▶ _Raw data_:
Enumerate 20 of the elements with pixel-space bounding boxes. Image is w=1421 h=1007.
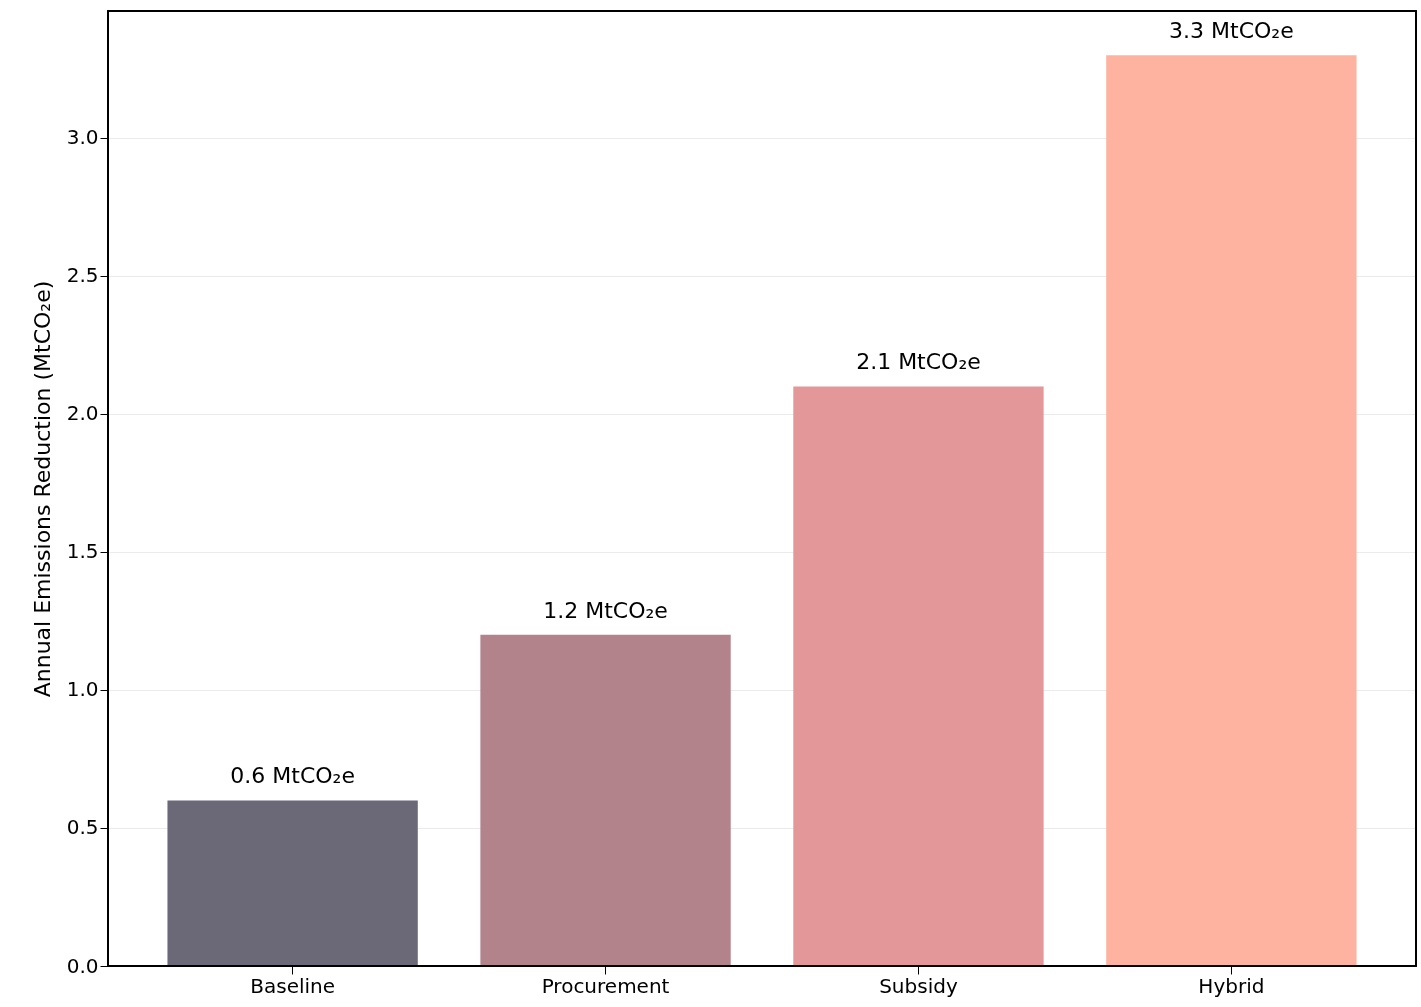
x-tick-label: Hybrid [1198, 973, 1265, 998]
x-tick-label: Subsidy [879, 973, 958, 998]
data-label: 1.2 MtCO₂e [543, 597, 668, 623]
x-tick-label: Baseline [250, 973, 336, 998]
y-tick-label: 0.5 [66, 815, 99, 840]
bar [480, 634, 731, 966]
bar [1106, 55, 1357, 966]
y-axis-title: Annual Emissions Reduction (MtCO₂e) [29, 280, 55, 698]
y-tick-label: 2.0 [66, 401, 99, 426]
y-tick-label: 3.0 [66, 125, 99, 150]
y-tick-label: 1.5 [66, 539, 99, 564]
data-label: 3.3 MtCO₂e [1169, 18, 1294, 44]
bar [167, 800, 418, 966]
data-label: 0.6 MtCO₂e [230, 763, 355, 789]
bar [793, 386, 1044, 966]
x-tick-label: Procurement [541, 973, 670, 998]
y-tick-label: 2.5 [66, 263, 99, 288]
y-tick-label: 1.0 [66, 677, 99, 702]
y-tick-label: 0.0 [66, 953, 99, 978]
data-label: 2.1 MtCO₂e [856, 349, 981, 375]
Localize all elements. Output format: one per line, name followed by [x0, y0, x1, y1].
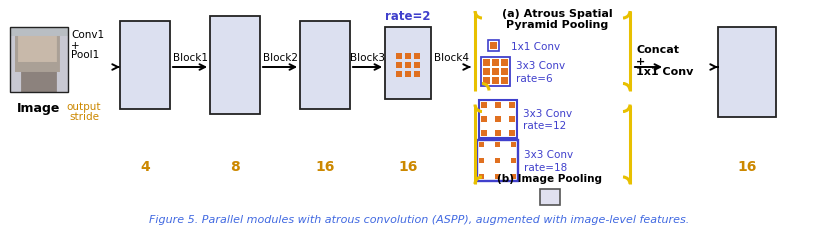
Bar [501, 78, 508, 85]
Bar [300, 22, 350, 109]
Bar [405, 63, 411, 69]
Bar [396, 54, 402, 60]
Bar [405, 72, 411, 78]
Bar [414, 72, 420, 78]
Bar [511, 158, 516, 163]
Text: (b) Image Pooling: (b) Image Pooling [497, 173, 602, 183]
Text: Block1: Block1 [173, 53, 208, 63]
Bar [405, 54, 411, 60]
Bar [540, 189, 560, 205]
Text: Pool1: Pool1 [71, 50, 99, 60]
Bar [477, 140, 518, 181]
Text: output: output [67, 102, 101, 112]
Bar [495, 103, 501, 109]
Bar [483, 60, 490, 67]
Text: Figure 5. Parallel modules with atrous convolution (ASPP), augmented with image-: Figure 5. Parallel modules with atrous c… [149, 214, 689, 224]
Text: rate=2: rate=2 [385, 10, 431, 23]
Bar [495, 174, 500, 179]
Bar [490, 43, 497, 50]
Bar [495, 158, 500, 163]
Bar [10, 28, 68, 93]
Bar [481, 131, 487, 137]
Bar [396, 72, 402, 78]
Bar [495, 116, 501, 122]
Bar [509, 116, 515, 122]
Text: 1x1 Conv: 1x1 Conv [511, 41, 560, 51]
Text: 16: 16 [398, 159, 417, 173]
Text: stride: stride [69, 112, 99, 122]
Bar [479, 100, 517, 138]
Bar [479, 158, 484, 163]
Bar [509, 131, 515, 137]
Bar [492, 60, 499, 67]
Bar [396, 63, 402, 69]
Text: Block3: Block3 [350, 53, 385, 63]
Text: +: + [71, 41, 80, 51]
Text: Pyramid Pooling: Pyramid Pooling [506, 20, 608, 30]
Bar [511, 142, 516, 147]
Bar [385, 28, 431, 100]
Text: 3x3 Conv
rate=18: 3x3 Conv rate=18 [524, 150, 573, 172]
Text: 16: 16 [315, 159, 334, 173]
Bar [718, 28, 776, 118]
Bar [495, 142, 500, 147]
Bar [492, 69, 499, 76]
Bar [481, 58, 510, 87]
Text: 3x3 Conv
rate=6: 3x3 Conv rate=6 [516, 61, 565, 83]
Text: Block2: Block2 [262, 53, 297, 63]
Text: Image: Image [18, 102, 60, 115]
Bar [509, 103, 515, 109]
Bar [501, 69, 508, 76]
Text: 3x3 Conv
rate=12: 3x3 Conv rate=12 [523, 108, 572, 131]
Bar [479, 174, 484, 179]
Bar [120, 22, 170, 109]
Bar [483, 69, 490, 76]
Bar [481, 116, 487, 122]
Text: 8: 8 [230, 159, 240, 173]
Bar [210, 17, 260, 115]
Bar [479, 142, 484, 147]
Text: +: + [636, 57, 645, 67]
Bar [414, 63, 420, 69]
Bar [483, 78, 490, 85]
Text: 16: 16 [737, 159, 757, 173]
Bar [414, 54, 420, 60]
Bar [481, 103, 487, 109]
Text: Conv1: Conv1 [71, 30, 104, 40]
Bar [495, 131, 501, 137]
Bar [492, 78, 499, 85]
Text: 1x1 Conv: 1x1 Conv [636, 67, 693, 77]
Bar [501, 60, 508, 67]
Bar [488, 41, 499, 52]
Bar [511, 174, 516, 179]
Text: 4: 4 [140, 159, 150, 173]
Text: Block4: Block4 [434, 53, 469, 63]
Text: Concat: Concat [636, 45, 679, 55]
Text: (a) Atrous Spatial: (a) Atrous Spatial [502, 9, 613, 19]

▶ _Do this_: Reproduce the data above line by line, without changing a character, and omit the pictures.

▶ _Solution to the problem_:
Enumerate 20 of the elements with pixel-space bounding boxes. Image is w=1421 h=1007.
x-tick-label: Hybrid [1198, 973, 1265, 998]
x-tick-label: Subsidy [879, 973, 958, 998]
data-label: 1.2 MtCO₂e [543, 597, 668, 623]
x-tick-label: Baseline [250, 973, 336, 998]
y-tick-label: 0.5 [66, 815, 99, 840]
bar [480, 634, 731, 966]
bar [1106, 55, 1357, 966]
y-axis-title: Annual Emissions Reduction (MtCO₂e) [29, 280, 55, 698]
y-tick-label: 2.0 [66, 401, 99, 426]
y-tick-label: 3.0 [66, 125, 99, 150]
y-tick-label: 1.5 [66, 539, 99, 564]
data-label: 3.3 MtCO₂e [1169, 18, 1294, 44]
bar [167, 800, 418, 966]
data-label: 0.6 MtCO₂e [230, 763, 355, 789]
bar [793, 386, 1044, 966]
x-tick-label: Procurement [541, 973, 670, 998]
y-tick-label: 2.5 [66, 263, 99, 288]
y-tick-label: 1.0 [66, 677, 99, 702]
y-tick-label: 0.0 [66, 953, 99, 978]
data-label: 2.1 MtCO₂e [856, 349, 981, 375]
Localize all elements. Output format: one per line, name followed by [x0, y0, x1, y1].
Bar [501, 78, 508, 85]
Bar [300, 22, 350, 109]
Bar [405, 63, 411, 69]
Bar [396, 54, 402, 60]
Bar [405, 72, 411, 78]
Bar [414, 72, 420, 78]
Bar [511, 158, 516, 163]
Text: (b) Image Pooling: (b) Image Pooling [497, 173, 602, 183]
Text: Block1: Block1 [173, 53, 208, 63]
Bar [405, 54, 411, 60]
Bar [540, 189, 560, 205]
Text: Pool1: Pool1 [71, 50, 99, 60]
Bar [477, 140, 518, 181]
Text: output: output [67, 102, 101, 112]
Bar [495, 103, 501, 109]
Bar [483, 60, 490, 67]
Text: Figure 5. Parallel modules with atrous convolution (ASPP), augmented with image-: Figure 5. Parallel modules with atrous c… [149, 214, 689, 224]
Text: rate=2: rate=2 [385, 10, 431, 23]
Bar [495, 174, 500, 179]
Bar [490, 43, 497, 50]
Bar [495, 158, 500, 163]
Bar [10, 28, 68, 93]
Bar [481, 131, 487, 137]
Bar [396, 72, 402, 78]
Bar [495, 116, 501, 122]
Bar [509, 116, 515, 122]
Text: 1x1 Conv: 1x1 Conv [511, 41, 560, 51]
Text: 16: 16 [398, 159, 417, 173]
Text: stride: stride [69, 112, 99, 122]
Bar [479, 100, 517, 138]
Bar [479, 158, 484, 163]
Bar [509, 131, 515, 137]
Bar [492, 60, 499, 67]
Bar [396, 63, 402, 69]
Text: Block3: Block3 [350, 53, 385, 63]
Text: +: + [71, 41, 80, 51]
Text: Pyramid Pooling: Pyramid Pooling [506, 20, 608, 30]
Bar [511, 142, 516, 147]
Bar [385, 28, 431, 100]
Text: 3x3 Conv
rate=18: 3x3 Conv rate=18 [524, 150, 573, 172]
Text: 16: 16 [315, 159, 334, 173]
Bar [718, 28, 776, 118]
Bar [495, 142, 500, 147]
Bar [492, 69, 499, 76]
Bar [481, 58, 510, 87]
Text: 3x3 Conv
rate=6: 3x3 Conv rate=6 [516, 61, 565, 83]
Text: Block2: Block2 [262, 53, 297, 63]
Text: Image: Image [18, 102, 60, 115]
Bar [509, 103, 515, 109]
Bar [501, 69, 508, 76]
Text: 3x3 Conv
rate=12: 3x3 Conv rate=12 [523, 108, 572, 131]
Bar [479, 174, 484, 179]
Bar [120, 22, 170, 109]
Bar [483, 69, 490, 76]
Bar [481, 116, 487, 122]
Text: 8: 8 [230, 159, 240, 173]
Bar [210, 17, 260, 115]
Bar [479, 142, 484, 147]
Text: +: + [636, 57, 645, 67]
Bar [414, 63, 420, 69]
Bar [483, 78, 490, 85]
Text: 16: 16 [737, 159, 757, 173]
Bar [414, 54, 420, 60]
Bar [481, 103, 487, 109]
Text: Conv1: Conv1 [71, 30, 104, 40]
Bar [495, 131, 501, 137]
Bar [492, 78, 499, 85]
Text: 1x1 Conv: 1x1 Conv [636, 67, 693, 77]
Bar [501, 60, 508, 67]
Bar [488, 41, 499, 52]
Bar [511, 174, 516, 179]
Text: 4: 4 [140, 159, 150, 173]
Text: Block4: Block4 [434, 53, 469, 63]
Text: Concat: Concat [636, 45, 679, 55]
Text: (a) Atrous Spatial: (a) Atrous Spatial [502, 9, 613, 19]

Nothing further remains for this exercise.